_GIVEN ENTRIES_

********

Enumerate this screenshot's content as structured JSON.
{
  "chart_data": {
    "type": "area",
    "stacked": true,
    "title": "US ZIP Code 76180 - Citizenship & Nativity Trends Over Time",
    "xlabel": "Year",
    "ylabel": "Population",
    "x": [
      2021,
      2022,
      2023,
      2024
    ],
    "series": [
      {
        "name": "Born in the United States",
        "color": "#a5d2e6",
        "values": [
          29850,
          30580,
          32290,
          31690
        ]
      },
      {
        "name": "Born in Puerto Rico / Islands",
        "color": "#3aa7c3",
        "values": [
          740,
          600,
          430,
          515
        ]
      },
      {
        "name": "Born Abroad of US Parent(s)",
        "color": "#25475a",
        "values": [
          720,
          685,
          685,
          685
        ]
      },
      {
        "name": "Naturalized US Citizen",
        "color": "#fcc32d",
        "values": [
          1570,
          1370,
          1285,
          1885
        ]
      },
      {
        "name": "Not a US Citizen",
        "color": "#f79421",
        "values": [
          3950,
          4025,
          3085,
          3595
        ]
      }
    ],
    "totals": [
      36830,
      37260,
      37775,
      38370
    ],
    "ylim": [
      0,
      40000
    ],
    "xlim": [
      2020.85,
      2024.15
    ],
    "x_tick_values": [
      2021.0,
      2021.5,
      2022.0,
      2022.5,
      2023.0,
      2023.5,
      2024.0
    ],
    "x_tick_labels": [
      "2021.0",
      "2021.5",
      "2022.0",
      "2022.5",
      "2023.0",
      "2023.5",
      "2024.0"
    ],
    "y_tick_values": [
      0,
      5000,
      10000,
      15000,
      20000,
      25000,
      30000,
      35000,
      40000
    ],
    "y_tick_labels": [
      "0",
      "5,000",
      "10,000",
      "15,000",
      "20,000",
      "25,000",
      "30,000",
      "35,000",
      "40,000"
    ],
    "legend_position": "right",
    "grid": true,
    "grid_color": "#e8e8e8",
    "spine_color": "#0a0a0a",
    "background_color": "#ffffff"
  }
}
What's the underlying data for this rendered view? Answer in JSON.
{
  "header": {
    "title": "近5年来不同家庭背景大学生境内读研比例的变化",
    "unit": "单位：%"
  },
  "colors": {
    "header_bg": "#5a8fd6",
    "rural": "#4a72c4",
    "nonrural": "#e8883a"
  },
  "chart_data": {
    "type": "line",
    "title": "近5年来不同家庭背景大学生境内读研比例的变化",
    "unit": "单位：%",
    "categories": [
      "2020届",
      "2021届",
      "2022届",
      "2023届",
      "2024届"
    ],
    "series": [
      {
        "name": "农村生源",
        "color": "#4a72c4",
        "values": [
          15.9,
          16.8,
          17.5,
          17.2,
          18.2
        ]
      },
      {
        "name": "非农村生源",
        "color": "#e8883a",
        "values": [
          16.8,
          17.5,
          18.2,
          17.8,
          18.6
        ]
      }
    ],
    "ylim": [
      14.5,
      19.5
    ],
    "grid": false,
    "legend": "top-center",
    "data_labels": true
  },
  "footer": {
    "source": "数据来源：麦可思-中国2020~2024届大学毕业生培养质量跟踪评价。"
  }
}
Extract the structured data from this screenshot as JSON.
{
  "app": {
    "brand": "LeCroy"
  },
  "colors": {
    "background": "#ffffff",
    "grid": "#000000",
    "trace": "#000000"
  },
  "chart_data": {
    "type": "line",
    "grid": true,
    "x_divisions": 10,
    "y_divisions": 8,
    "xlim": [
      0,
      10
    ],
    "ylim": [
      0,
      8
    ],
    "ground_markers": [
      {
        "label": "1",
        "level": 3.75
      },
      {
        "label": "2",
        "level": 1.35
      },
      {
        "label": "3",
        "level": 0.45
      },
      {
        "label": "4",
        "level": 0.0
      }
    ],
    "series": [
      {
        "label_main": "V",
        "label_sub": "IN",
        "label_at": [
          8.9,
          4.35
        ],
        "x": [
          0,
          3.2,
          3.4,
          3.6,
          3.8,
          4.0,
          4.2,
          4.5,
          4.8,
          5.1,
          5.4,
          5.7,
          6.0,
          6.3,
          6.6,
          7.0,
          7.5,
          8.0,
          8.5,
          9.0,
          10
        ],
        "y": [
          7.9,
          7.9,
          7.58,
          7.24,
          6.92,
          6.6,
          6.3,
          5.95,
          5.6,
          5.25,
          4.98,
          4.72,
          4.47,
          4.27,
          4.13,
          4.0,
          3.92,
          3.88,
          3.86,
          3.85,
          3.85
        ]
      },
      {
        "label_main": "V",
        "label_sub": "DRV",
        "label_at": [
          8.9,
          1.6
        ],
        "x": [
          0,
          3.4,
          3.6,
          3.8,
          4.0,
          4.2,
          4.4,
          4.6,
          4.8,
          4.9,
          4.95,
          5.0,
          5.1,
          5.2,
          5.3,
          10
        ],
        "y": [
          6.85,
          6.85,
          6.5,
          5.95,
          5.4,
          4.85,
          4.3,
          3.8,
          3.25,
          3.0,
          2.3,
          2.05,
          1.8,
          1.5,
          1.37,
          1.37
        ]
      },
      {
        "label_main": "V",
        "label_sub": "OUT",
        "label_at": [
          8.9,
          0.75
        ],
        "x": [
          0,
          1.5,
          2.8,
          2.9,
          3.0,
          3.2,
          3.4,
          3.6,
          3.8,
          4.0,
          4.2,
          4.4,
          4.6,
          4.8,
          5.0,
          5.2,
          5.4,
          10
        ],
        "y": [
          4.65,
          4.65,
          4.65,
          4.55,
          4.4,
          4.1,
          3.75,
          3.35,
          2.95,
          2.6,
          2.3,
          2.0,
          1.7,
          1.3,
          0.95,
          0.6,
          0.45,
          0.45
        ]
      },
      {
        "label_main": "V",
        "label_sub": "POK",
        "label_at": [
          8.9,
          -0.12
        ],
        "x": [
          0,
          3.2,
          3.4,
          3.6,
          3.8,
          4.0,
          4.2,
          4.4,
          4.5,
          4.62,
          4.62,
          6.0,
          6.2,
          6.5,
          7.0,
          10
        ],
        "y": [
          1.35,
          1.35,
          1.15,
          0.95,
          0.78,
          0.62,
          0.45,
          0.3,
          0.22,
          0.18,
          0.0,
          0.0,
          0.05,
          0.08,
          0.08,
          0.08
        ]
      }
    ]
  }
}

********

_DIRECTIONS FOR THIS TASK_
From the records above, extract every line exactly as it stands.

_RIGHT ANSWER_
Enumerate this screenshot's content as structured JSON.
{
  "chart_data": {
    "type": "area",
    "stacked": true,
    "title": "US ZIP Code 76180 - Citizenship & Nativity Trends Over Time",
    "xlabel": "Year",
    "ylabel": "Population",
    "x": [
      2021,
      2022,
      2023,
      2024
    ],
    "series": [
      {
        "name": "Born in the United States",
        "color": "#a5d2e6",
        "values": [
          29850,
          30580,
          32290,
          31690
        ]
      },
      {
        "name": "Born in Puerto Rico / Islands",
        "color": "#3aa7c3",
        "values": [
          740,
          600,
          430,
          515
        ]
      },
      {
        "name": "Born Abroad of US Parent(s)",
        "color": "#25475a",
        "values": [
          720,
          685,
          685,
          685
        ]
      },
      {
        "name": "Naturalized US Citizen",
        "color": "#fcc32d",
        "values": [
          1570,
          1370,
          1285,
          1885
        ]
      },
      {
        "name": "Not a US Citizen",
        "color": "#f79421",
        "values": [
          3950,
          4025,
          3085,
          3595
        ]
      }
    ],
    "totals": [
      36830,
      37260,
      37775,
      38370
    ],
    "ylim": [
      0,
      40000
    ],
    "xlim": [
      2020.85,
      2024.15
    ],
    "x_tick_values": [
      2021.0,
      2021.5,
      2022.0,
      2022.5,
      2023.0,
      2023.5,
      2024.0
    ],
    "x_tick_labels": [
      "2021.0",
      "2021.5",
      "2022.0",
      "2022.5",
      "2023.0",
      "2023.5",
      "2024.0"
    ],
    "y_tick_values": [
      0,
      5000,
      10000,
      15000,
      20000,
      25000,
      30000,
      35000,
      40000
    ],
    "y_tick_labels": [
      "0",
      "5,000",
      "10,000",
      "15,000",
      "20,000",
      "25,000",
      "30,000",
      "35,000",
      "40,000"
    ],
    "legend_position": "right",
    "grid": true,
    "grid_color": "#e8e8e8",
    "spine_color": "#0a0a0a",
    "background_color": "#ffffff"
  }
}
What's the underlying data for this rendered view? Answer in JSON.
{
  "header": {
    "title": "近5年来不同家庭背景大学生境内读研比例的变化",
    "unit": "单位：%"
  },
  "colors": {
    "header_bg": "#5a8fd6",
    "rural": "#4a72c4",
    "nonrural": "#e8883a"
  },
  "chart_data": {
    "type": "line",
    "title": "近5年来不同家庭背景大学生境内读研比例的变化",
    "unit": "单位：%",
    "categories": [
      "2020届",
      "2021届",
      "2022届",
      "2023届",
      "2024届"
    ],
    "series": [
      {
        "name": "农村生源",
        "color": "#4a72c4",
        "values": [
          15.9,
          16.8,
          17.5,
          17.2,
          18.2
        ]
      },
      {
        "name": "非农村生源",
        "color": "#e8883a",
        "values": [
          16.8,
          17.5,
          18.2,
          17.8,
          18.6
        ]
      }
    ],
    "ylim": [
      14.5,
      19.5
    ],
    "grid": false,
    "legend": "top-center",
    "data_labels": true
  },
  "footer": {
    "source": "数据来源：麦可思-中国2020~2024届大学毕业生培养质量跟踪评价。"
  }
}
Extract the structured data from this screenshot as JSON.
{
  "app": {
    "brand": "LeCroy"
  },
  "colors": {
    "background": "#ffffff",
    "grid": "#000000",
    "trace": "#000000"
  },
  "chart_data": {
    "type": "line",
    "grid": true,
    "x_divisions": 10,
    "y_divisions": 8,
    "xlim": [
      0,
      10
    ],
    "ylim": [
      0,
      8
    ],
    "ground_markers": [
      {
        "label": "1",
        "level": 3.75
      },
      {
        "label": "2",
        "level": 1.35
      },
      {
        "label": "3",
        "level": 0.45
      },
      {
        "label": "4",
        "level": 0.0
      }
    ],
    "series": [
      {
        "label_main": "V",
        "label_sub": "IN",
        "label_at": [
          8.9,
          4.35
        ],
        "x": [
          0,
          3.2,
          3.4,
          3.6,
          3.8,
          4.0,
          4.2,
          4.5,
          4.8,
          5.1,
          5.4,
          5.7,
          6.0,
          6.3,
          6.6,
          7.0,
          7.5,
          8.0,
          8.5,
          9.0,
          10
        ],
        "y": [
          7.9,
          7.9,
          7.58,
          7.24,
          6.92,
          6.6,
          6.3,
          5.95,
          5.6,
          5.25,
          4.98,
          4.72,
          4.47,
          4.27,
          4.13,
          4.0,
          3.92,
          3.88,
          3.86,
          3.85,
          3.85
        ]
      },
      {
        "label_main": "V",
        "label_sub": "DRV",
        "label_at": [
          8.9,
          1.6
        ],
        "x": [
          0,
          3.4,
          3.6,
          3.8,
          4.0,
          4.2,
          4.4,
          4.6,
          4.8,
          4.9,
          4.95,
          5.0,
          5.1,
          5.2,
          5.3,
          10
        ],
        "y": [
          6.85,
          6.85,
          6.5,
          5.95,
          5.4,
          4.85,
          4.3,
          3.8,
          3.25,
          3.0,
          2.3,
          2.05,
          1.8,
          1.5,
          1.37,
          1.37
        ]
      },
      {
        "label_main": "V",
        "label_sub": "OUT",
        "label_at": [
          8.9,
          0.75
        ],
        "x": [
          0,
          1.5,
          2.8,
          2.9,
          3.0,
          3.2,
          3.4,
          3.6,
          3.8,
          4.0,
          4.2,
          4.4,
          4.6,
          4.8,
          5.0,
          5.2,
          5.4,
          10
        ],
        "y": [
          4.65,
          4.65,
          4.65,
          4.55,
          4.4,
          4.1,
          3.75,
          3.35,
          2.95,
          2.6,
          2.3,
          2.0,
          1.7,
          1.3,
          0.95,
          0.6,
          0.45,
          0.45
        ]
      },
      {
        "label_main": "V",
        "label_sub": "POK",
        "label_at": [
          8.9,
          -0.12
        ],
        "x": [
          0,
          3.2,
          3.4,
          3.6,
          3.8,
          4.0,
          4.2,
          4.4,
          4.5,
          4.62,
          4.62,
          6.0,
          6.2,
          6.5,
          7.0,
          10
        ],
        "y": [
          1.35,
          1.35,
          1.15,
          0.95,
          0.78,
          0.62,
          0.45,
          0.3,
          0.22,
          0.18,
          0.0,
          0.0,
          0.05,
          0.08,
          0.08,
          0.08
        ]
      }
    ]
  }
}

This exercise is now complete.